### Problem statement
All lines in the data bearing the string "type" should be identified and copied.

### Material provided
--- Start ---
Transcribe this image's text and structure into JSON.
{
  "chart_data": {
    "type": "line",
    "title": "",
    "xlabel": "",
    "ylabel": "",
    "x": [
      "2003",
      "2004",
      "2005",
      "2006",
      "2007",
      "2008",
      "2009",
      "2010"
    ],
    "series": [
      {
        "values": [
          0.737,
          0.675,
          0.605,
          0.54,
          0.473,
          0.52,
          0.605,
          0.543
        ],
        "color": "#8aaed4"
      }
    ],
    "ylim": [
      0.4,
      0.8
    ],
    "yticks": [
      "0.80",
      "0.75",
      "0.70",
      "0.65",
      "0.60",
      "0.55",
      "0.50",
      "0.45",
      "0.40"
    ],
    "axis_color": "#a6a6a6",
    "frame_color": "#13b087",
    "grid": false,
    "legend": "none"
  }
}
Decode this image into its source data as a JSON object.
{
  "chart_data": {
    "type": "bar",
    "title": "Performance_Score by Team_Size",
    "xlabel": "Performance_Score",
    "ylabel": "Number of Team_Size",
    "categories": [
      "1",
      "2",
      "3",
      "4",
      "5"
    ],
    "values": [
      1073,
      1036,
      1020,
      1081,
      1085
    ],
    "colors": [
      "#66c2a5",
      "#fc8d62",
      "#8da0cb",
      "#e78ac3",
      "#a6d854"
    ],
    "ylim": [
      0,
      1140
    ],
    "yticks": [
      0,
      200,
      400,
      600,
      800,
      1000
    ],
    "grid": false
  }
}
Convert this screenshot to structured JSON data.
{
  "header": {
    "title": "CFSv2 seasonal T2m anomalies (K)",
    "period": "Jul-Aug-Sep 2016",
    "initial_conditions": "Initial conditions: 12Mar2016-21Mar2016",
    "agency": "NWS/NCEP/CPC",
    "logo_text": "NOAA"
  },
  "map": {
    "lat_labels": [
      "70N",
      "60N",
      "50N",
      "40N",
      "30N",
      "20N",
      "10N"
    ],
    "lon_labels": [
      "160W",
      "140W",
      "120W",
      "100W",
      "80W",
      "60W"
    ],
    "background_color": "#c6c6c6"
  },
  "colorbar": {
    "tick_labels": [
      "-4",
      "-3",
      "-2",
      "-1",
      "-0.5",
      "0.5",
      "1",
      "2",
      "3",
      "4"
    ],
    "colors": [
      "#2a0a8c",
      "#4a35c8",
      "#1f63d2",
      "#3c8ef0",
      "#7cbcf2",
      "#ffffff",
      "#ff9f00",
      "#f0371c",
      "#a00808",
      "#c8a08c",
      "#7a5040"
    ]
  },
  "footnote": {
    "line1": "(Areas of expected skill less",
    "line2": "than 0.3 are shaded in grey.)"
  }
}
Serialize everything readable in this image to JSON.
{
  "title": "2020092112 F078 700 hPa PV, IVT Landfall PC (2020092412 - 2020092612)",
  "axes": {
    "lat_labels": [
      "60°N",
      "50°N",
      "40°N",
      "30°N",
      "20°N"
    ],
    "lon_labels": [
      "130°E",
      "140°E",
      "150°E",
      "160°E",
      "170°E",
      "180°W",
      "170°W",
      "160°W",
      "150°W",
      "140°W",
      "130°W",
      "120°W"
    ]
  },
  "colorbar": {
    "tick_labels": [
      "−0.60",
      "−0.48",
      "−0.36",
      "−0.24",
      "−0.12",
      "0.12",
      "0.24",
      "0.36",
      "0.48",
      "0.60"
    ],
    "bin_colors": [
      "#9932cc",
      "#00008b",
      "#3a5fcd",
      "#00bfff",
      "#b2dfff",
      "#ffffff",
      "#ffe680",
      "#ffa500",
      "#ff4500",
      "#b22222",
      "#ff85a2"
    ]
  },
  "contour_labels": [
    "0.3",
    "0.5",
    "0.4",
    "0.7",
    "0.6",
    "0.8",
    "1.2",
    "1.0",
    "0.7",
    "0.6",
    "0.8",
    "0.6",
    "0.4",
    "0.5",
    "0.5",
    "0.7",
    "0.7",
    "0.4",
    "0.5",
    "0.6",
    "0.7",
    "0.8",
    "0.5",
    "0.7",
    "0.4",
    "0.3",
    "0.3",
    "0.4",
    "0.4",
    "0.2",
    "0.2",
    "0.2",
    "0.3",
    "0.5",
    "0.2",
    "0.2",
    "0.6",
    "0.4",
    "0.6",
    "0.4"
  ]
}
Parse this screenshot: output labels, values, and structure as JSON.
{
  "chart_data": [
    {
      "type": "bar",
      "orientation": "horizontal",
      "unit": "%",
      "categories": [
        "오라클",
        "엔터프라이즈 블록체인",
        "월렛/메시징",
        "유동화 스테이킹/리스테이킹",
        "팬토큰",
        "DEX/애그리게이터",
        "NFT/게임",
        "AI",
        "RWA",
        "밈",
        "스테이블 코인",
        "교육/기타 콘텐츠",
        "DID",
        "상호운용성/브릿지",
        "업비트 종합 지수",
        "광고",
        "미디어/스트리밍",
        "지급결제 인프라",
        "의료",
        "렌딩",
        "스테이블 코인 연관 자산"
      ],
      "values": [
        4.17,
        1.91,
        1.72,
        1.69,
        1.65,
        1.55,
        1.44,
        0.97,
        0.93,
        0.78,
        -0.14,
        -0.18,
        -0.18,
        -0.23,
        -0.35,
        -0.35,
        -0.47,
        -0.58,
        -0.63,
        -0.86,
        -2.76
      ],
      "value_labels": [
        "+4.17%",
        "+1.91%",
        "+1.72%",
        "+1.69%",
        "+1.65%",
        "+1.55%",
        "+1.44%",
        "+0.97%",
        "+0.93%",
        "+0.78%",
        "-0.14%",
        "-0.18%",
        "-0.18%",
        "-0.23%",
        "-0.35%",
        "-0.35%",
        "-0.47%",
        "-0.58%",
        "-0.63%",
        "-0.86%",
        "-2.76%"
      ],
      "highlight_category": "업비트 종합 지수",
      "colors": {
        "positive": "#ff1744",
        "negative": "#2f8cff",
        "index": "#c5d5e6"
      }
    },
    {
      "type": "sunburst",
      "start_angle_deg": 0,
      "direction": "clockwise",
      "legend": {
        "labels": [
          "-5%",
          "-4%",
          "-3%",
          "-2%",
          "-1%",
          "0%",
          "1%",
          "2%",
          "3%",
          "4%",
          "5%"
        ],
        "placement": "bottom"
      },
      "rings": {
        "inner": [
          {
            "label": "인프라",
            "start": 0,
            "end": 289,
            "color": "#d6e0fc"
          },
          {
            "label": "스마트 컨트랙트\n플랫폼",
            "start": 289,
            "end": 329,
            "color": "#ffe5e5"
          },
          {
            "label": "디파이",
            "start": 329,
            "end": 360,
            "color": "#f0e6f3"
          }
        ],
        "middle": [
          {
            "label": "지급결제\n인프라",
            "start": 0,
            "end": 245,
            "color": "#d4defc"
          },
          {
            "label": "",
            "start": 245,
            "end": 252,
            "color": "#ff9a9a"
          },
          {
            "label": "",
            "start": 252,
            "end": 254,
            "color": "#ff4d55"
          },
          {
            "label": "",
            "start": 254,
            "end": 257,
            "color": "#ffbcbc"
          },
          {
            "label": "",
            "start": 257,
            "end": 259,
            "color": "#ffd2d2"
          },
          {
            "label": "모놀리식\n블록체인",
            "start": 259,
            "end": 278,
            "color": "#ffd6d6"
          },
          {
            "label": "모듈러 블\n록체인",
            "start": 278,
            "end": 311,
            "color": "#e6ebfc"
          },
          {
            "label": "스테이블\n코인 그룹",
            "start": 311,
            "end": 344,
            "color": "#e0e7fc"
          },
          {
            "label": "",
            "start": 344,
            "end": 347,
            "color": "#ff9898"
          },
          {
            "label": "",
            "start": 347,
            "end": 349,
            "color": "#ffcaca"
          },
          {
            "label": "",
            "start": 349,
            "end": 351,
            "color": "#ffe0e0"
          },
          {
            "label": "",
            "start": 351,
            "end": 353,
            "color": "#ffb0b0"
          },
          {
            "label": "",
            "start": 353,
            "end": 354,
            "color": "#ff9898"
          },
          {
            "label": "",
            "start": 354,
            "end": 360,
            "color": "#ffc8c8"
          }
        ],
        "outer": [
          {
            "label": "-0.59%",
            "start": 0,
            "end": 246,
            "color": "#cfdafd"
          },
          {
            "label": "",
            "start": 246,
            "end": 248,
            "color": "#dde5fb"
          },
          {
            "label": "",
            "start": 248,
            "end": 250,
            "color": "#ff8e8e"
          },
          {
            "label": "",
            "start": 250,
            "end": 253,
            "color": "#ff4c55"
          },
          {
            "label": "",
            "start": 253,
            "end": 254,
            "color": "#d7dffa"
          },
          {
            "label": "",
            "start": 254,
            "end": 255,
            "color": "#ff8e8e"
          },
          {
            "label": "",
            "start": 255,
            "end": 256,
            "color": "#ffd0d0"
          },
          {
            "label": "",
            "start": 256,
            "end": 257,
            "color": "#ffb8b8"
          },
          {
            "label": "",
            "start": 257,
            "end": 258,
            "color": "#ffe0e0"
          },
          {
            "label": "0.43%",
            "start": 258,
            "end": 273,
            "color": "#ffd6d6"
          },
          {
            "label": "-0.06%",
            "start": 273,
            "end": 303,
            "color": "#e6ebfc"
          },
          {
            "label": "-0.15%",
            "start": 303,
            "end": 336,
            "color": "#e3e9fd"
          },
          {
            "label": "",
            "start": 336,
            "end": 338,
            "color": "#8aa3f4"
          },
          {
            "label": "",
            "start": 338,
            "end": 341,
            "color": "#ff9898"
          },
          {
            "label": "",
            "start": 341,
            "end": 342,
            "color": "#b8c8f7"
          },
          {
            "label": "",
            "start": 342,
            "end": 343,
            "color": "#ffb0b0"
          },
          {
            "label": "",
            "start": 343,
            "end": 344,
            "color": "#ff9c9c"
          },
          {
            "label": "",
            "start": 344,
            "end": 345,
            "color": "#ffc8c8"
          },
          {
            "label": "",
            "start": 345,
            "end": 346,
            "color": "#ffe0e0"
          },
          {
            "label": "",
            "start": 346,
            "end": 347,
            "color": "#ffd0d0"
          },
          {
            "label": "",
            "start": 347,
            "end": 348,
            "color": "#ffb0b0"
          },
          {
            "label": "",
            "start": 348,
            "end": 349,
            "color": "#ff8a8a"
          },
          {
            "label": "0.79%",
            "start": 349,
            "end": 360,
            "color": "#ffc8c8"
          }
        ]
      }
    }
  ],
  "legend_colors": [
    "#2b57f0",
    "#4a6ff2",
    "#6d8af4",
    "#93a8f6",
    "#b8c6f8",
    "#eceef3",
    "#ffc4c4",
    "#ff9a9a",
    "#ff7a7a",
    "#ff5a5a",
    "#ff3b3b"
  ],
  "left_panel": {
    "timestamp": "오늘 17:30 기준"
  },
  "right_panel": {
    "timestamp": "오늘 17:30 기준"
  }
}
--- End ---
### Worked answer
    "type": "line",
    "type": "bar",
      "type": "bar",
      "type": "sunburst",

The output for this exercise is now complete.